-- start --
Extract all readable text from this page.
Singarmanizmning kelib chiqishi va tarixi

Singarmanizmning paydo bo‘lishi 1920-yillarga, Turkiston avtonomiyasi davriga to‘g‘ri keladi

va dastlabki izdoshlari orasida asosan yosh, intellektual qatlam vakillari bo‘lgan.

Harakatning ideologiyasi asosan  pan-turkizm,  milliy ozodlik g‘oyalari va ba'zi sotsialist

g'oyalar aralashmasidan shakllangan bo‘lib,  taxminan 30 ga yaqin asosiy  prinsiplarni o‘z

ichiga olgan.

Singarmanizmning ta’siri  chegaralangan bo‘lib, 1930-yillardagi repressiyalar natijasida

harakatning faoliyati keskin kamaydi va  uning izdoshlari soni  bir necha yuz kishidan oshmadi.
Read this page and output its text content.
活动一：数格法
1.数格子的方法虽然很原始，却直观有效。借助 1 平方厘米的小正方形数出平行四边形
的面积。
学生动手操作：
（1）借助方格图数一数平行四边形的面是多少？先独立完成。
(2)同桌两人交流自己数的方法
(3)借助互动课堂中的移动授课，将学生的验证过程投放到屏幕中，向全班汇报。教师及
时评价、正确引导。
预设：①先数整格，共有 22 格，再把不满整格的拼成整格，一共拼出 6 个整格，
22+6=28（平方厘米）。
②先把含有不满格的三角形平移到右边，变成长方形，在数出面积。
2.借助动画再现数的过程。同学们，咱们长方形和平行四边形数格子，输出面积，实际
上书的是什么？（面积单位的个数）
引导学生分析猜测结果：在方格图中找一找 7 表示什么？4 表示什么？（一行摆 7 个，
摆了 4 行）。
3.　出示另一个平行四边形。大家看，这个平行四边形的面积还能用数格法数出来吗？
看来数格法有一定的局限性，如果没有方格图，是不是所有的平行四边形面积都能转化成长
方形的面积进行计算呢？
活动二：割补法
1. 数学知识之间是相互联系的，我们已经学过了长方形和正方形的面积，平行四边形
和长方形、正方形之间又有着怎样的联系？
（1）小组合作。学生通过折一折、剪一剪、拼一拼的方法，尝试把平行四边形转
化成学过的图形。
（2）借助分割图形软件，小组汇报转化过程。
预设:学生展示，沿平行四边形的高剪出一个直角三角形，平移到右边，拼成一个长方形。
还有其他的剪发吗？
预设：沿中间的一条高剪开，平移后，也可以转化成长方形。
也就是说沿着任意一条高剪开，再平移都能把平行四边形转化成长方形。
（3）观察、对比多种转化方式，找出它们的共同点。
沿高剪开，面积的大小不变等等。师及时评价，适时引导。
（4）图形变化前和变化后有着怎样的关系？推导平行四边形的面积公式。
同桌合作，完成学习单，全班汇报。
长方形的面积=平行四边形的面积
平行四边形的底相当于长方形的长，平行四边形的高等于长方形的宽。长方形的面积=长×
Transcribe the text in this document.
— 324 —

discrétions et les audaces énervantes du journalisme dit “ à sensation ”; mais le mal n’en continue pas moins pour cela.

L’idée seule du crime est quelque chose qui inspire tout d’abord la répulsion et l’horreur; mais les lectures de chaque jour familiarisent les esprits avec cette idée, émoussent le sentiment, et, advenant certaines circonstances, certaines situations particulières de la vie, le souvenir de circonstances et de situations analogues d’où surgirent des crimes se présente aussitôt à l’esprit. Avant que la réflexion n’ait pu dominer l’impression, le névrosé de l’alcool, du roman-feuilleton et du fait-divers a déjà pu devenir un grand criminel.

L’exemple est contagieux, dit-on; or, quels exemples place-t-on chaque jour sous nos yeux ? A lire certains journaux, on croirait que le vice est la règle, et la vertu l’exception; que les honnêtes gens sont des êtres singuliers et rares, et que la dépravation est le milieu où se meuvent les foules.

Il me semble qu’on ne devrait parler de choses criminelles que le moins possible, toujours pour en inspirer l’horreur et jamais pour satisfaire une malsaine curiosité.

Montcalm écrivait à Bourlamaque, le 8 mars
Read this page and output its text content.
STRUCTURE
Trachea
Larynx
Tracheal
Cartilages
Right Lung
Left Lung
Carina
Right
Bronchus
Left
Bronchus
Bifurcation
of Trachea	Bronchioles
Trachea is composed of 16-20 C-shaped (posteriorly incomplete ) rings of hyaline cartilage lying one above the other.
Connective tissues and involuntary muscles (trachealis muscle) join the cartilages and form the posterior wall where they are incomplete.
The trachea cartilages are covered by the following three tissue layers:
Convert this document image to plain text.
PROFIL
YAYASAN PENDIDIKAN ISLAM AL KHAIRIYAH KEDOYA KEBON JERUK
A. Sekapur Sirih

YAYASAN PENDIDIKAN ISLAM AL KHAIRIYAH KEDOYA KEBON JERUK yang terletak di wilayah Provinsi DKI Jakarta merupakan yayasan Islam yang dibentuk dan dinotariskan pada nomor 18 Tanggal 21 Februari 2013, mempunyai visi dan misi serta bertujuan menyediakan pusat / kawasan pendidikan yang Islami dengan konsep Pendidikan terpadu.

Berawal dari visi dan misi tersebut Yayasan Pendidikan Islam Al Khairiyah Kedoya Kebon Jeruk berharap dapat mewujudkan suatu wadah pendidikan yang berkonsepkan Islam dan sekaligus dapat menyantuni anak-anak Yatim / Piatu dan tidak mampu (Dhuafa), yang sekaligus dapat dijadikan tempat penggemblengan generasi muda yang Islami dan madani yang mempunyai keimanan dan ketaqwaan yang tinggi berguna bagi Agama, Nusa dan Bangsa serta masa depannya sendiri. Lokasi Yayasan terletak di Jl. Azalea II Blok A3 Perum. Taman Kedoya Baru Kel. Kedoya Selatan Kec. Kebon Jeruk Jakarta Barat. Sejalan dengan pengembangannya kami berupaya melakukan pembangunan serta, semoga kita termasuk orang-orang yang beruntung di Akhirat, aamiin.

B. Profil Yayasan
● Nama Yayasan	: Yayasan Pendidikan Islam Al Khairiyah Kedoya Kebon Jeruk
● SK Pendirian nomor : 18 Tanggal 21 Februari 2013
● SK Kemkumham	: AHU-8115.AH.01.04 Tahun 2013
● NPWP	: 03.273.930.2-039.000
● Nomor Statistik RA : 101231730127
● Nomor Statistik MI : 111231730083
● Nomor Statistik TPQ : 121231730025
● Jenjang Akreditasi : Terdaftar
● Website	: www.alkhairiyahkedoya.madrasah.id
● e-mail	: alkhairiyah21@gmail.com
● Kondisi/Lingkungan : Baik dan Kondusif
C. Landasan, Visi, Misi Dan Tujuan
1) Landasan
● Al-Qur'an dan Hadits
-- end --
**Exercise requirements**
Copy each line exactly, from the line containing "Convert this document image to plain text." down to the last line of the material, and no other lines.

**Solution below**
Convert this document image to plain text.
PROFIL
YAYASAN PENDIDIKAN ISLAM AL KHAIRIYAH KEDOYA KEBON JERUK
A. Sekapur Sirih

YAYASAN PENDIDIKAN ISLAM AL KHAIRIYAH KEDOYA KEBON JERUK yang terletak di wilayah Provinsi DKI Jakarta merupakan yayasan Islam yang dibentuk dan dinotariskan pada nomor 18 Tanggal 21 Februari 2013, mempunyai visi dan misi serta bertujuan menyediakan pusat / kawasan pendidikan yang Islami dengan konsep Pendidikan terpadu.

Berawal dari visi dan misi tersebut Yayasan Pendidikan Islam Al Khairiyah Kedoya Kebon Jeruk berharap dapat mewujudkan suatu wadah pendidikan yang berkonsepkan Islam dan sekaligus dapat menyantuni anak-anak Yatim / Piatu dan tidak mampu (Dhuafa), yang sekaligus dapat dijadikan tempat penggemblengan generasi muda yang Islami dan madani yang mempunyai keimanan dan ketaqwaan yang tinggi berguna bagi Agama, Nusa dan Bangsa serta masa depannya sendiri. Lokasi Yayasan terletak di Jl. Azalea II Blok A3 Perum. Taman Kedoya Baru Kel. Kedoya Selatan Kec. Kebon Jeruk Jakarta Barat. Sejalan dengan pengembangannya kami berupaya melakukan pembangunan serta, semoga kita termasuk orang-orang yang beruntung di Akhirat, aamiin.

B. Profil Yayasan
● Nama Yayasan	: Yayasan Pendidikan Islam Al Khairiyah Kedoya Kebon Jeruk
● SK Pendirian nomor : 18 Tanggal 21 Februari 2013
● SK Kemkumham	: AHU-8115.AH.01.04 Tahun 2013
● NPWP	: 03.273.930.2-039.000
● Nomor Statistik RA : 101231730127
● Nomor Statistik MI : 111231730083
● Nomor Statistik TPQ : 121231730025
● Jenjang Akreditasi : Terdaftar
● Website	: www.alkhairiyahkedoya.madrasah.id
● e-mail	: alkhairiyah21@gmail.com
● Kondisi/Lingkungan : Baik dan Kondusif
C. Landasan, Visi, Misi Dan Tujuan
1) Landasan
● Al-Qur'an dan Hadits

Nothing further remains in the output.